| Problem |
For the data below, report the number of lines that contain the string "content" and nothing else.

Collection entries
________________________

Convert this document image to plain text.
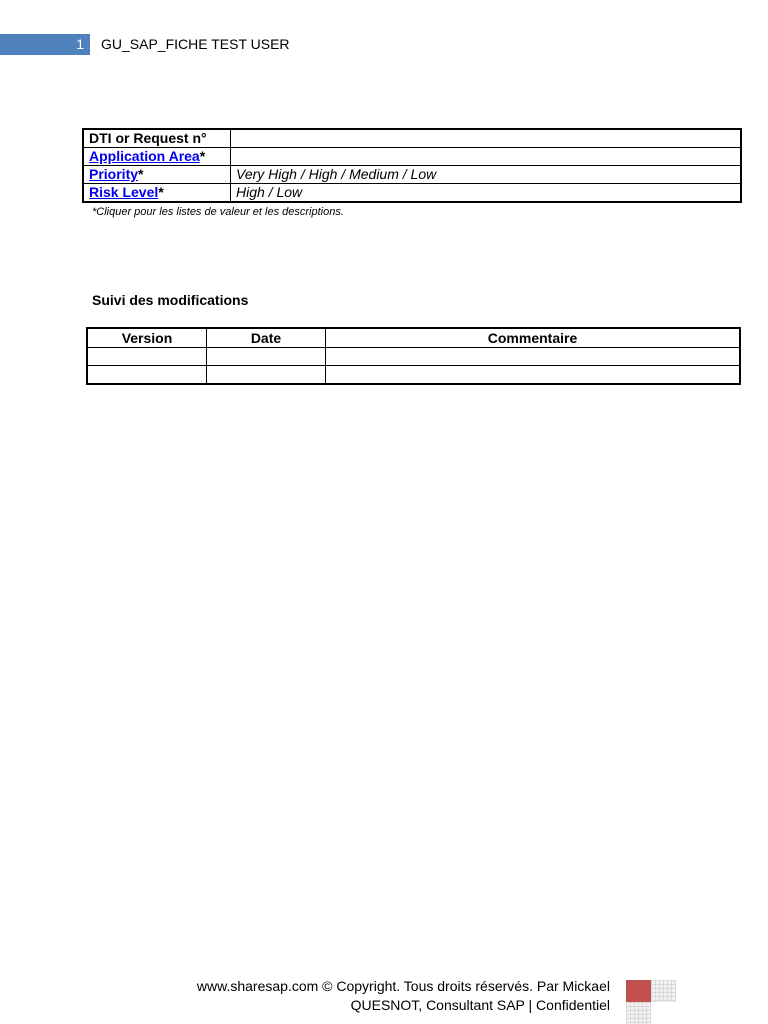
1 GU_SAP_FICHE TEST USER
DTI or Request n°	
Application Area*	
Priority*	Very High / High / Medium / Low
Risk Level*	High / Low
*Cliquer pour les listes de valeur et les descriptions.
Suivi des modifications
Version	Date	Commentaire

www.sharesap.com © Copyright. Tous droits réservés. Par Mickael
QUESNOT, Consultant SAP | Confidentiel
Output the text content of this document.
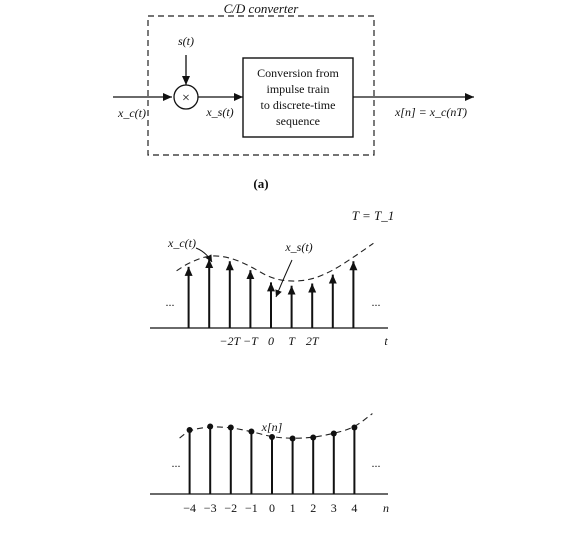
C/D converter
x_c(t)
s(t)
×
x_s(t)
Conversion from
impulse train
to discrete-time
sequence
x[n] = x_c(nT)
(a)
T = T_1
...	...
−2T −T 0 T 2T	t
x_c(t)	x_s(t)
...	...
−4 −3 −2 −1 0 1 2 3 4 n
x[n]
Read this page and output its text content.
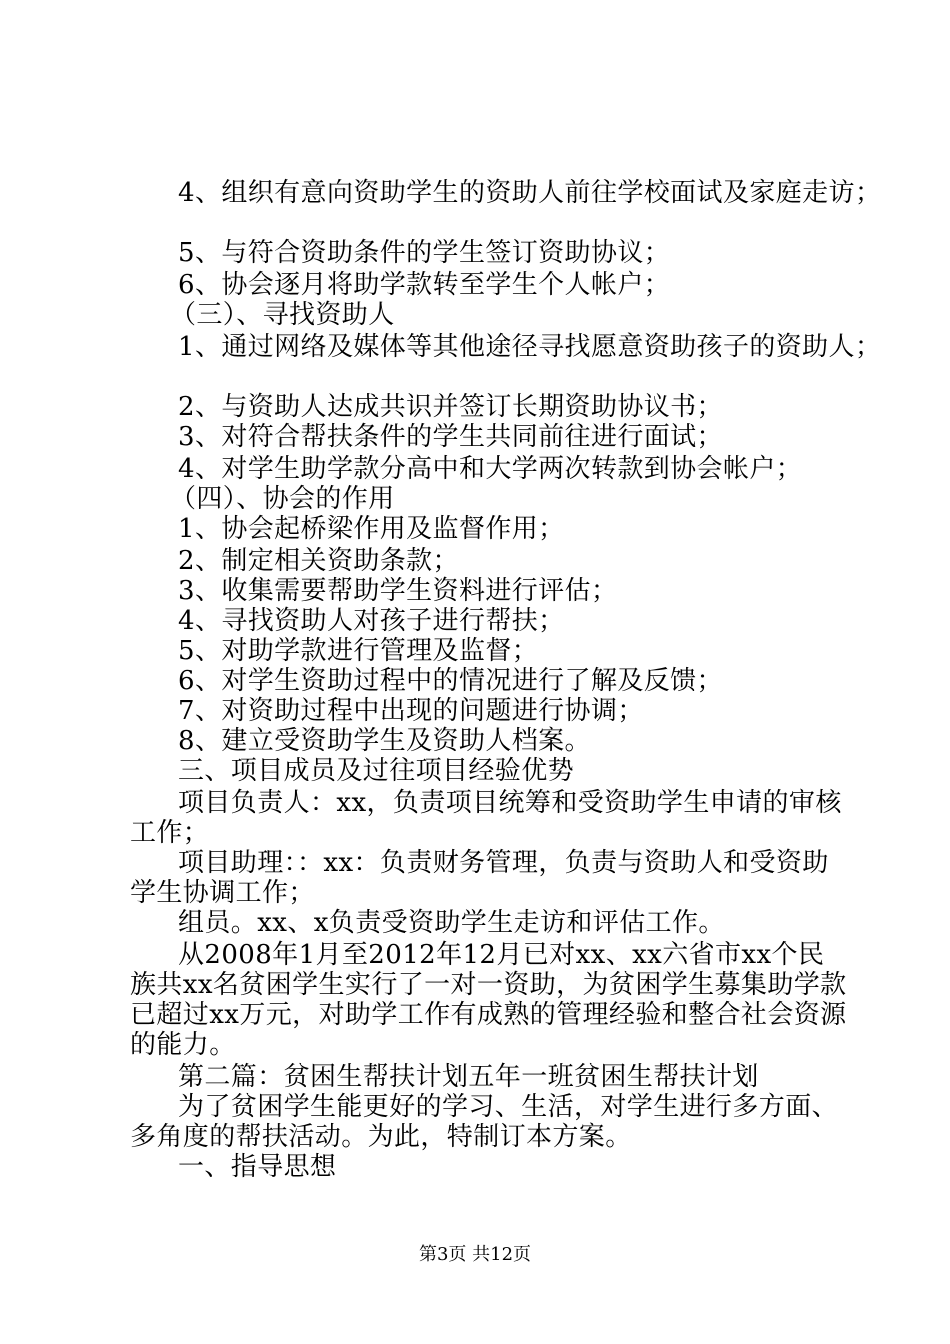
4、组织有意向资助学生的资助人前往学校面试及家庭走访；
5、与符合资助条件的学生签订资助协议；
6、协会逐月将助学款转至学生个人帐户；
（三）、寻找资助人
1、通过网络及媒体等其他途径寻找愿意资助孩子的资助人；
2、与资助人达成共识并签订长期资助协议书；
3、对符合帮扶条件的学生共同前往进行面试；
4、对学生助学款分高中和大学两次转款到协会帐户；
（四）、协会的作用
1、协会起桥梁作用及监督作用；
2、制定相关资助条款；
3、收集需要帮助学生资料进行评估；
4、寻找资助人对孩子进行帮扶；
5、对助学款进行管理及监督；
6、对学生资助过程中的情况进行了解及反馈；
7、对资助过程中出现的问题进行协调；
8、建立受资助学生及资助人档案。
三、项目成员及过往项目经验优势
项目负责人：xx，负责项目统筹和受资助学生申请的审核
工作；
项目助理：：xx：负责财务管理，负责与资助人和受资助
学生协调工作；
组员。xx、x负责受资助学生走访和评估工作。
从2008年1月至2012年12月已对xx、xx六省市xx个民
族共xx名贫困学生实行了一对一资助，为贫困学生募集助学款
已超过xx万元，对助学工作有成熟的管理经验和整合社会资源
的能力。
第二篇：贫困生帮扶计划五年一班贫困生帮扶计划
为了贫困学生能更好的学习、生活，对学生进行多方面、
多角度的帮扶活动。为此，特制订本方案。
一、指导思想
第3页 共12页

________________________

| Written solution |
2